→ **Your objective**
Write out every line of the material as it stands, apart from the pictures.

(Data excerpts)
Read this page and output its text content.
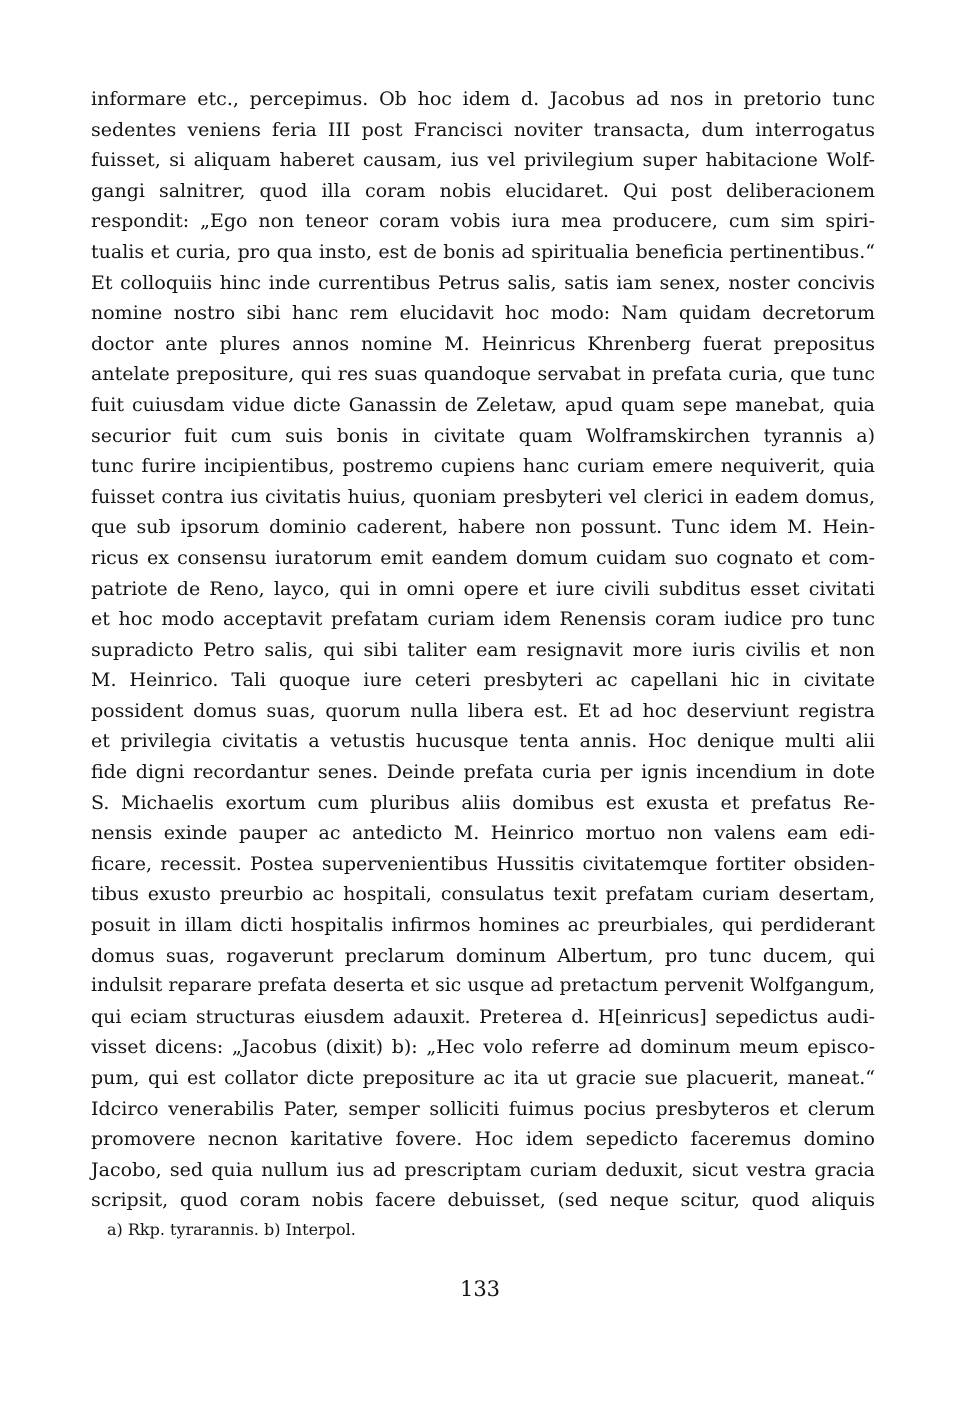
informare etc., percepimus. Ob hoc idem d. Jacobus ad nos in pretorio tunc
sedentes veniens feria III post Francisci noviter transacta, dum interrogatus
fuisset, si aliquam haberet causam, ius vel privilegium super habitacione Wolf-
gangi salnitrer, quod illa coram nobis elucidaret. Qui post deliberacionem
respondit: „Ego non teneor coram vobis iura mea producere, cum sim spiri-
tualis et curia, pro qua insto, est de bonis ad spiritualia beneficia pertinentibus.“
Et colloquiis hinc inde currentibus Petrus salis, satis iam senex, noster concivis
nomine nostro sibi hanc rem elucidavit hoc modo: Nam quidam decretorum
doctor ante plures annos nomine M. Heinricus Khrenberg fuerat prepositus
antelate prepositure, qui res suas quandoque servabat in prefata curia, que tunc
fuit cuiusdam vidue dicte Ganassin de Zeletaw, apud quam sepe manebat, quia
securior fuit cum suis bonis in civitate quam Wolframskirchen tyrannis a)
tunc furire incipientibus, postremo cupiens hanc curiam emere nequiverit, quia
fuisset contra ius civitatis huius, quoniam presbyteri vel clerici in eadem domus,
que sub ipsorum dominio caderent, habere non possunt. Tunc idem M. Hein-
ricus ex consensu iuratorum emit eandem domum cuidam suo cognato et com-
patriote de Reno, layco, qui in omni opere et iure civili subditus esset civitati
et hoc modo acceptavit prefatam curiam idem Renensis coram iudice pro tunc
supradicto Petro salis, qui sibi taliter eam resignavit more iuris civilis et non
M. Heinrico. Tali quoque iure ceteri presbyteri ac capellani hic in civitate
possident domus suas, quorum nulla libera est. Et ad hoc deserviunt registra
et privilegia civitatis a vetustis hucusque tenta annis. Hoc denique multi alii
fide digni recordantur senes. Deinde prefata curia per ignis incendium in dote
S. Michaelis exortum cum pluribus aliis domibus est exusta et prefatus Re-
nensis exinde pauper ac antedicto M. Heinrico mortuo non valens eam edi-
ficare, recessit. Postea supervenientibus Hussitis civitatemque fortiter obsiden-
tibus exusto preurbio ac hospitali, consulatus texit prefatam curiam desertam,
posuit in illam dicti hospitalis infirmos homines ac preurbiales, qui perdiderant
domus suas, rogaverunt preclarum dominum Albertum, pro tunc ducem, qui
indulsit reparare prefata deserta et sic usque ad pretactum pervenit Wolfgangum,
qui eciam structuras eiusdem adauxit. Preterea d. H[einricus] sepedictus audi-
visset dicens: „Jacobus (dixit) b): „Hec volo referre ad dominum meum episco-
pum, qui est collator dicte prepositure ac ita ut gracie sue placuerit, maneat.“
Idcirco venerabilis Pater, semper solliciti fuimus pocius presbyteros et clerum
promovere necnon karitative fovere. Hoc idem sepedicto faceremus domino
Jacobo, sed quia nullum ius ad prescriptam curiam deduxit, sicut vestra gracia
scripsit, quod coram nobis facere debuisset, (sed neque scitur, quod aliquis
a) Rkp. tyrarannis. b) Interpol.
133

→ **Final answer**
Read this page and output its text content.
informare etc., percepimus. Ob hoc idem d. Jacobus ad nos in pretorio tunc
sedentes veniens feria III post Francisci noviter transacta, dum interrogatus
fuisset, si aliquam haberet causam, ius vel privilegium super habitacione Wolf-
gangi salnitrer, quod illa coram nobis elucidaret. Qui post deliberacionem
respondit: „Ego non teneor coram vobis iura mea producere, cum sim spiri-
tualis et curia, pro qua insto, est de bonis ad spiritualia beneficia pertinentibus.“
Et colloquiis hinc inde currentibus Petrus salis, satis iam senex, noster concivis
nomine nostro sibi hanc rem elucidavit hoc modo: Nam quidam decretorum
doctor ante plures annos nomine M. Heinricus Khrenberg fuerat prepositus
antelate prepositure, qui res suas quandoque servabat in prefata curia, que tunc
fuit cuiusdam vidue dicte Ganassin de Zeletaw, apud quam sepe manebat, quia
securior fuit cum suis bonis in civitate quam Wolframskirchen tyrannis a)
tunc furire incipientibus, postremo cupiens hanc curiam emere nequiverit, quia
fuisset contra ius civitatis huius, quoniam presbyteri vel clerici in eadem domus,
que sub ipsorum dominio caderent, habere non possunt. Tunc idem M. Hein-
ricus ex consensu iuratorum emit eandem domum cuidam suo cognato et com-
patriote de Reno, layco, qui in omni opere et iure civili subditus esset civitati
et hoc modo acceptavit prefatam curiam idem Renensis coram iudice pro tunc
supradicto Petro salis, qui sibi taliter eam resignavit more iuris civilis et non
M. Heinrico. Tali quoque iure ceteri presbyteri ac capellani hic in civitate
possident domus suas, quorum nulla libera est. Et ad hoc deserviunt registra
et privilegia civitatis a vetustis hucusque tenta annis. Hoc denique multi alii
fide digni recordantur senes. Deinde prefata curia per ignis incendium in dote
S. Michaelis exortum cum pluribus aliis domibus est exusta et prefatus Re-
nensis exinde pauper ac antedicto M. Heinrico mortuo non valens eam edi-
ficare, recessit. Postea supervenientibus Hussitis civitatemque fortiter obsiden-
tibus exusto preurbio ac hospitali, consulatus texit prefatam curiam desertam,
posuit in illam dicti hospitalis infirmos homines ac preurbiales, qui perdiderant
domus suas, rogaverunt preclarum dominum Albertum, pro tunc ducem, qui
indulsit reparare prefata deserta et sic usque ad pretactum pervenit Wolfgangum,
qui eciam structuras eiusdem adauxit. Preterea d. H[einricus] sepedictus audi-
visset dicens: „Jacobus (dixit) b): „Hec volo referre ad dominum meum episco-
pum, qui est collator dicte prepositure ac ita ut gracie sue placuerit, maneat.“
Idcirco venerabilis Pater, semper solliciti fuimus pocius presbyteros et clerum
promovere necnon karitative fovere. Hoc idem sepedicto faceremus domino
Jacobo, sed quia nullum ius ad prescriptam curiam deduxit, sicut vestra gracia
scripsit, quod coram nobis facere debuisset, (sed neque scitur, quod aliquis
a) Rkp. tyrarannis. b) Interpol.
133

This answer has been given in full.